◆ **DIRECTIONS**: Quote every line as written. Omit pictures.

:::::

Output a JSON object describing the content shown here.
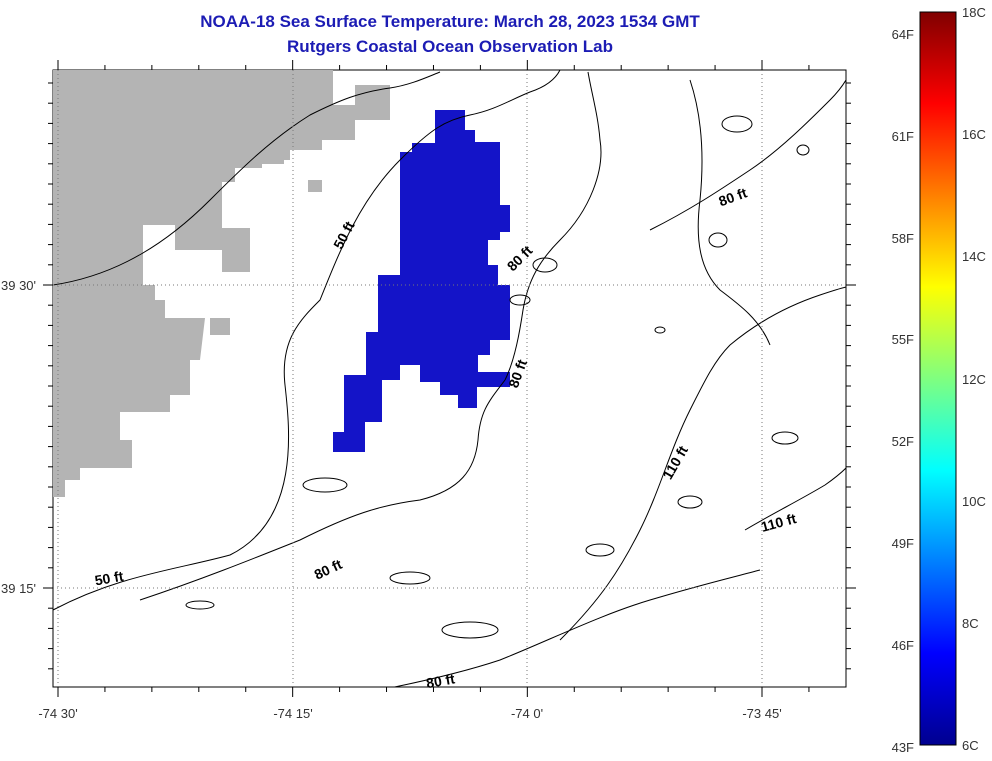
{
  "title": "NOAA-18 Sea Surface Temperature:  March 28, 2023 1534 GMT",
  "subtitle": "Rutgers Coastal Ocean Observation Lab",
  "map": {
    "lon_labels": [
      "-74 30'",
      "-74 15'",
      "-74 0'",
      "-73 45'"
    ],
    "lat_labels": [
      "39 30'",
      "39 15'"
    ],
    "contour_labels": [
      "50 ft",
      "50 ft",
      "80 ft",
      "80 ft",
      "80 ft",
      "80 ft",
      "80 ft",
      "110 ft",
      "110 ft"
    ]
  },
  "colorbar": {
    "fahrenheit_labels": [
      "64F",
      "61F",
      "58F",
      "55F",
      "52F",
      "49F",
      "46F",
      "43F"
    ],
    "celsius_labels": [
      "18C",
      "16C",
      "14C",
      "12C",
      "10C",
      "8C",
      "6C"
    ],
    "range_c": [
      6,
      18
    ]
  },
  "colors": {
    "title": "#1c1cb4",
    "land": "#b4b4b4",
    "sst_patch": "#1414c8"
  }
}
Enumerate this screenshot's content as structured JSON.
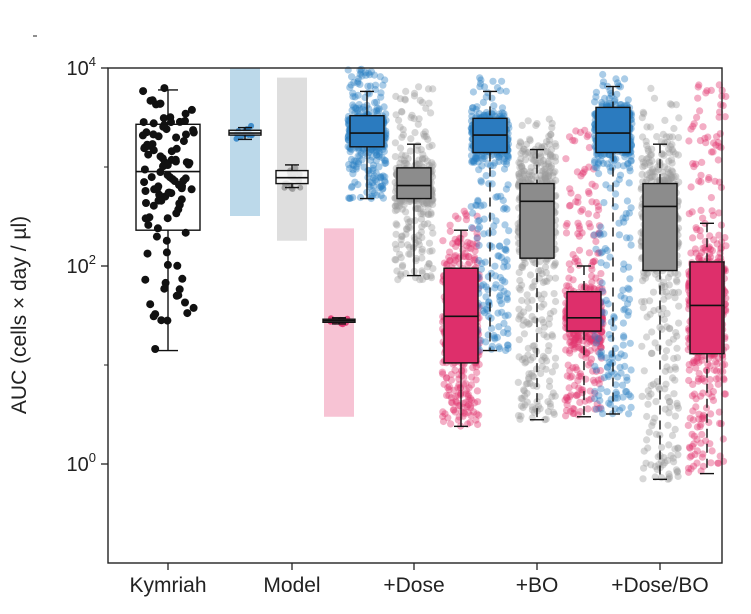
{
  "chart_data": {
    "type": "box-strip",
    "title": "",
    "xlabel": "",
    "ylabel": "AUC (cells × day / µl)",
    "y_scale": "log10",
    "ylim": [
      0.1,
      10000
    ],
    "y_ticks": [
      {
        "value": 1,
        "base": "10",
        "exp": "0"
      },
      {
        "value": 100,
        "base": "10",
        "exp": "2"
      },
      {
        "value": 10000,
        "base": "10",
        "exp": "4"
      }
    ],
    "categories": [
      "Kymriah",
      "Model",
      "+Dose",
      "+BO",
      "+Dose/BO"
    ],
    "colors": {
      "black": "#111111",
      "blue": "#2a7fc4",
      "gray": "#9a9a9a",
      "pink": "#e0346f",
      "blue_box": "#2b7bbf",
      "gray_box": "#8c8c8c",
      "pink_box": "#de2f6b",
      "blue_band": "#bcd9ea",
      "gray_band": "#dedede",
      "pink_band": "#f7c3d4"
    },
    "boxes": [
      {
        "category": "Kymriah",
        "color": "black",
        "fill": "none",
        "whisker_low": 14,
        "q1": 230,
        "median": 900,
        "q3": 2700,
        "whisker_high": 6000,
        "n_points": 110,
        "point_low": 14,
        "point_high": 9000,
        "dashed": false
      },
      {
        "category": "Model",
        "color": "blue",
        "fill": "none",
        "whisker_low": 1900,
        "q1": 2100,
        "median": 2200,
        "q3": 2350,
        "whisker_high": 2500,
        "n_points": 18,
        "point_low": 1750,
        "point_high": 2700,
        "band": [
          320,
          10000
        ],
        "dashed": false
      },
      {
        "category": "Model",
        "color": "gray",
        "fill": "none",
        "whisker_low": 620,
        "q1": 680,
        "median": 780,
        "q3": 920,
        "whisker_high": 1050,
        "n_points": 18,
        "point_low": 600,
        "point_high": 1150,
        "band": [
          180,
          8000
        ],
        "dashed": false
      },
      {
        "category": "Model",
        "color": "pink",
        "fill": "none",
        "whisker_low": 26,
        "q1": 27,
        "median": 28,
        "q3": 29,
        "whisker_high": 30,
        "n_points": 14,
        "point_low": 25,
        "point_high": 31,
        "band": [
          3,
          240
        ],
        "dashed": false
      },
      {
        "category": "+Dose",
        "color": "blue",
        "fill": "blue_box",
        "whisker_low": 480,
        "q1": 1600,
        "median": 2200,
        "q3": 3300,
        "whisker_high": 5800,
        "n_points": 400,
        "point_low": 480,
        "point_high": 10000,
        "dashed": false
      },
      {
        "category": "+Dose",
        "color": "gray",
        "fill": "gray_box",
        "whisker_low": 80,
        "q1": 480,
        "median": 650,
        "q3": 980,
        "whisker_high": 1700,
        "n_points": 400,
        "point_low": 70,
        "point_high": 6500,
        "dashed": false
      },
      {
        "category": "+Dose",
        "color": "pink",
        "fill": "pink_box",
        "whisker_low": 2.4,
        "q1": 10.5,
        "median": 31,
        "q3": 95,
        "whisker_high": 230,
        "n_points": 400,
        "point_low": 2.4,
        "point_high": 420,
        "dashed": false
      },
      {
        "category": "+BO",
        "color": "blue",
        "fill": "blue_box",
        "whisker_low": 14,
        "q1": 1400,
        "median": 2100,
        "q3": 3100,
        "whisker_high": 5800,
        "n_points": 500,
        "point_low": 14,
        "point_high": 9000,
        "dashed": true
      },
      {
        "category": "+BO",
        "color": "gray",
        "fill": "gray_box",
        "whisker_low": 2.8,
        "q1": 120,
        "median": 450,
        "q3": 680,
        "whisker_high": 1500,
        "n_points": 500,
        "point_low": 2.8,
        "point_high": 3300,
        "dashed": true
      },
      {
        "category": "+BO",
        "color": "pink",
        "fill": "pink_box",
        "whisker_low": 3,
        "q1": 22,
        "median": 30,
        "q3": 55,
        "whisker_high": 100,
        "n_points": 500,
        "point_low": 3,
        "point_high": 2500,
        "dashed": true
      },
      {
        "category": "+Dose/BO",
        "color": "blue",
        "fill": "blue_box",
        "whisker_low": 3.2,
        "q1": 1400,
        "median": 2200,
        "q3": 4000,
        "whisker_high": 6500,
        "n_points": 500,
        "point_low": 3.2,
        "point_high": 10000,
        "dashed": true
      },
      {
        "category": "+Dose/BO",
        "color": "gray",
        "fill": "gray_box",
        "whisker_low": 0.7,
        "q1": 90,
        "median": 400,
        "q3": 680,
        "whisker_high": 1700,
        "n_points": 500,
        "point_low": 0.7,
        "point_high": 8000,
        "dashed": true
      },
      {
        "category": "+Dose/BO",
        "color": "pink",
        "fill": "pink_box",
        "whisker_low": 0.8,
        "q1": 13,
        "median": 40,
        "q3": 110,
        "whisker_high": 270,
        "n_points": 500,
        "point_low": 0.8,
        "point_high": 7500,
        "dashed": true
      }
    ]
  }
}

:::::

◆ **IN RESPONSE**:
Output a JSON object describing the content shown here.
{
  "title": "NOAA-18 Sea Surface Temperature:  March 28, 2023 1534 GMT",
  "subtitle": "Rutgers Coastal Ocean Observation Lab",
  "map": {
    "lon_labels": [
      "-74 30'",
      "-74 15'",
      "-74 0'",
      "-73 45'"
    ],
    "lat_labels": [
      "39 30'",
      "39 15'"
    ],
    "contour_labels": [
      "50 ft",
      "50 ft",
      "80 ft",
      "80 ft",
      "80 ft",
      "80 ft",
      "80 ft",
      "110 ft",
      "110 ft"
    ]
  },
  "colorbar": {
    "fahrenheit_labels": [
      "64F",
      "61F",
      "58F",
      "55F",
      "52F",
      "49F",
      "46F",
      "43F"
    ],
    "celsius_labels": [
      "18C",
      "16C",
      "14C",
      "12C",
      "10C",
      "8C",
      "6C"
    ],
    "range_c": [
      6,
      18
    ]
  },
  "colors": {
    "title": "#1c1cb4",
    "land": "#b4b4b4",
    "sst_patch": "#1414c8"
  }
}
Enumerate this screenshot's content as structured JSON.
{
  "chart_data": {
    "type": "box-strip",
    "title": "",
    "xlabel": "",
    "ylabel": "AUC (cells × day / µl)",
    "y_scale": "log10",
    "ylim": [
      0.1,
      10000
    ],
    "y_ticks": [
      {
        "value": 1,
        "base": "10",
        "exp": "0"
      },
      {
        "value": 100,
        "base": "10",
        "exp": "2"
      },
      {
        "value": 10000,
        "base": "10",
        "exp": "4"
      }
    ],
    "categories": [
      "Kymriah",
      "Model",
      "+Dose",
      "+BO",
      "+Dose/BO"
    ],
    "colors": {
      "black": "#111111",
      "blue": "#2a7fc4",
      "gray": "#9a9a9a",
      "pink": "#e0346f",
      "blue_box": "#2b7bbf",
      "gray_box": "#8c8c8c",
      "pink_box": "#de2f6b",
      "blue_band": "#bcd9ea",
      "gray_band": "#dedede",
      "pink_band": "#f7c3d4"
    },
    "boxes": [
      {
        "category": "Kymriah",
        "color": "black",
        "fill": "none",
        "whisker_low": 14,
        "q1": 230,
        "median": 900,
        "q3": 2700,
        "whisker_high": 6000,
        "n_points": 110,
        "point_low": 14,
        "point_high": 9000,
        "dashed": false
      },
      {
        "category": "Model",
        "color": "blue",
        "fill": "none",
        "whisker_low": 1900,
        "q1": 2100,
        "median": 2200,
        "q3": 2350,
        "whisker_high": 2500,
        "n_points": 18,
        "point_low": 1750,
        "point_high": 2700,
        "band": [
          320,
          10000
        ],
        "dashed": false
      },
      {
        "category": "Model",
        "color": "gray",
        "fill": "none",
        "whisker_low": 620,
        "q1": 680,
        "median": 780,
        "q3": 920,
        "whisker_high": 1050,
        "n_points": 18,
        "point_low": 600,
        "point_high": 1150,
        "band": [
          180,
          8000
        ],
        "dashed": false
      },
      {
        "category": "Model",
        "color": "pink",
        "fill": "none",
        "whisker_low": 26,
        "q1": 27,
        "median": 28,
        "q3": 29,
        "whisker_high": 30,
        "n_points": 14,
        "point_low": 25,
        "point_high": 31,
        "band": [
          3,
          240
        ],
        "dashed": false
      },
      {
        "category": "+Dose",
        "color": "blue",
        "fill": "blue_box",
        "whisker_low": 480,
        "q1": 1600,
        "median": 2200,
        "q3": 3300,
        "whisker_high": 5800,
        "n_points": 400,
        "point_low": 480,
        "point_high": 10000,
        "dashed": false
      },
      {
        "category": "+Dose",
        "color": "gray",
        "fill": "gray_box",
        "whisker_low": 80,
        "q1": 480,
        "median": 650,
        "q3": 980,
        "whisker_high": 1700,
        "n_points": 400,
        "point_low": 70,
        "point_high": 6500,
        "dashed": false
      },
      {
        "category": "+Dose",
        "color": "pink",
        "fill": "pink_box",
        "whisker_low": 2.4,
        "q1": 10.5,
        "median": 31,
        "q3": 95,
        "whisker_high": 230,
        "n_points": 400,
        "point_low": 2.4,
        "point_high": 420,
        "dashed": false
      },
      {
        "category": "+BO",
        "color": "blue",
        "fill": "blue_box",
        "whisker_low": 14,
        "q1": 1400,
        "median": 2100,
        "q3": 3100,
        "whisker_high": 5800,
        "n_points": 500,
        "point_low": 14,
        "point_high": 9000,
        "dashed": true
      },
      {
        "category": "+BO",
        "color": "gray",
        "fill": "gray_box",
        "whisker_low": 2.8,
        "q1": 120,
        "median": 450,
        "q3": 680,
        "whisker_high": 1500,
        "n_points": 500,
        "point_low": 2.8,
        "point_high": 3300,
        "dashed": true
      },
      {
        "category": "+BO",
        "color": "pink",
        "fill": "pink_box",
        "whisker_low": 3,
        "q1": 22,
        "median": 30,
        "q3": 55,
        "whisker_high": 100,
        "n_points": 500,
        "point_low": 3,
        "point_high": 2500,
        "dashed": true
      },
      {
        "category": "+Dose/BO",
        "color": "blue",
        "fill": "blue_box",
        "whisker_low": 3.2,
        "q1": 1400,
        "median": 2200,
        "q3": 4000,
        "whisker_high": 6500,
        "n_points": 500,
        "point_low": 3.2,
        "point_high": 10000,
        "dashed": true
      },
      {
        "category": "+Dose/BO",
        "color": "gray",
        "fill": "gray_box",
        "whisker_low": 0.7,
        "q1": 90,
        "median": 400,
        "q3": 680,
        "whisker_high": 1700,
        "n_points": 500,
        "point_low": 0.7,
        "point_high": 8000,
        "dashed": true
      },
      {
        "category": "+Dose/BO",
        "color": "pink",
        "fill": "pink_box",
        "whisker_low": 0.8,
        "q1": 13,
        "median": 40,
        "q3": 110,
        "whisker_high": 270,
        "n_points": 500,
        "point_low": 0.8,
        "point_high": 7500,
        "dashed": true
      }
    ]
  }
}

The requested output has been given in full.